◆ Short task
Reproduce a passage from the Seville travel piece below, starting at the words "Weatherwise, you need" and ending after the words "the cooler hours.".

◆ Page extract
#####

Seville is the capital of the southern province of Andalusia and a place I was lucky enough to call my home for three months earlier this year. After work and on my days off, I’d spend all my free time, heading out and exploring both this city and beyond. I worked for a tour company which meant at work I was looking for everything and anything going on in the city. I lived in the north of the city, which felt like a different place to the centre of the city.
When to visit-
April is home of the famous April Fair, and if you want the true Sevillano experience, you’re going to want to visit during the Feria week! The city basically shuts down for the week-long party. Semana Santa is the week leading up to Easter and again, shuts the city down with all its celebrations. If you’re lucky enough to be there during June, you’ll get to see Corpus Christi as well.
Weatherwise, you need to prepare yourself before arrival. If you’re there between June and September, pack all your shorts and t-shirts! It can get up to 40° daily! Luckily, all the houses are built for the weather – cool for the summer and keeping the heat in during winter. Don’t worry about sitting outside at restaurants – they spray water onto you, to keep you nice and cool! If you’re there in July or August, you’ll find that the city seems empty! All the locals escape the city and its heat – so all you’ll find during the daytime are tourists! Restaurants and cafes have different opening hours during these months, so be prepared to eat later as all the restaurants are open later in the cooler hours.

#####

◆ Entries shown
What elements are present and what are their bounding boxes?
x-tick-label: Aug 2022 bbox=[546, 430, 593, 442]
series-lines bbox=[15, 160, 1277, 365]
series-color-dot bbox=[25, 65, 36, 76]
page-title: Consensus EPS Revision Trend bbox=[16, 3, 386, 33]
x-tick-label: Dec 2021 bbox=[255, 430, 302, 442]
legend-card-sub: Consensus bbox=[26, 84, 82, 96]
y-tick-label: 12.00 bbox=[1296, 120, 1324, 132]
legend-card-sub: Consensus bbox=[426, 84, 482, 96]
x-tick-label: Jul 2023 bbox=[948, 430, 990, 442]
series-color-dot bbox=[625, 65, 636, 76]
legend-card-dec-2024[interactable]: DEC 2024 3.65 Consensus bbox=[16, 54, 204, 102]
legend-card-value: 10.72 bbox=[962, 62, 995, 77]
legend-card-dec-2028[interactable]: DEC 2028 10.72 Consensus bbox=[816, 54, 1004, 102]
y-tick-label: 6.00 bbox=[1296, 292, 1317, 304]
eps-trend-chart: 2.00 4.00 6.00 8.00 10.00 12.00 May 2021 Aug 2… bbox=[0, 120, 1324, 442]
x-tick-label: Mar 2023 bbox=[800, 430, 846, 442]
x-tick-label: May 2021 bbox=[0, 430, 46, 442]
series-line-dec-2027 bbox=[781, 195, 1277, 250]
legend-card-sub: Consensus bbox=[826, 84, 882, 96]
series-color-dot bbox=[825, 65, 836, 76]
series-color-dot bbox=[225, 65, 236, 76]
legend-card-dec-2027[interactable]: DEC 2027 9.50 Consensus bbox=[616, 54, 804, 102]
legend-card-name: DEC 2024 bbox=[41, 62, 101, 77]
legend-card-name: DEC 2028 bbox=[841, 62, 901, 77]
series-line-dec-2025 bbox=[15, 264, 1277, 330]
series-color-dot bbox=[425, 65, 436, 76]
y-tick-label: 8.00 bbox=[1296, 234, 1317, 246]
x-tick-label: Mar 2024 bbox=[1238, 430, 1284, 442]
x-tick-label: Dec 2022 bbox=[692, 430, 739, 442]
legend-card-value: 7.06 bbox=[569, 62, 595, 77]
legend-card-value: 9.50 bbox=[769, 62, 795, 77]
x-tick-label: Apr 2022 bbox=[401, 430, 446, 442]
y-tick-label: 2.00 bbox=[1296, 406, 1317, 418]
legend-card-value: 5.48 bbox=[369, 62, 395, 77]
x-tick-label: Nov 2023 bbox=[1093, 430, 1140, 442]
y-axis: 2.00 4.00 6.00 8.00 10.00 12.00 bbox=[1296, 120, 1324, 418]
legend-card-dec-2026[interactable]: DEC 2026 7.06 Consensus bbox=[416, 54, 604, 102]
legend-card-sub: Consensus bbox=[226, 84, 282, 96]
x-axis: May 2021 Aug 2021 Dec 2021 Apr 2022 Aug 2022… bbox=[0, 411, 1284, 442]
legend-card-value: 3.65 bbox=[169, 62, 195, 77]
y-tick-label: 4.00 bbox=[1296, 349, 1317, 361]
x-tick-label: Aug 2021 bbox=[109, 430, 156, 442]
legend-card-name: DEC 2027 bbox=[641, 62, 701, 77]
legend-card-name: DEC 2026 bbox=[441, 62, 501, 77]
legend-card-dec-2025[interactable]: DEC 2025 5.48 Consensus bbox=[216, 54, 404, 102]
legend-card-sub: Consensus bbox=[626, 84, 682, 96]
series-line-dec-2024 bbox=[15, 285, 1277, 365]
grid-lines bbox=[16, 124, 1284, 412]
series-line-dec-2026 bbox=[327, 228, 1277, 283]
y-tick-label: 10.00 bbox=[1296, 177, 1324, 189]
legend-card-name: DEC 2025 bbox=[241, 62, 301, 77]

#####

◆ Output of the exercise
Weatherwise, you need to prepare yourself before arrival. If you’re there between June and September, pack all your shorts and t-shirts! It can get up to 40° daily! Luckily, all the houses are built for the weather – cool for the summer and keeping the heat in during winter. Don’t worry about sitting outside at restaurants – they spray water onto you, to keep you nice and cool! If you’re there in July or August, you’ll find that the city seems empty! All the locals escape the city and its heat – so all you’ll find during the daytime are tourists! Restaurants and cafes have different opening hours during these months, so be prepared to eat later as all the restaurants are open later in the cooler hours.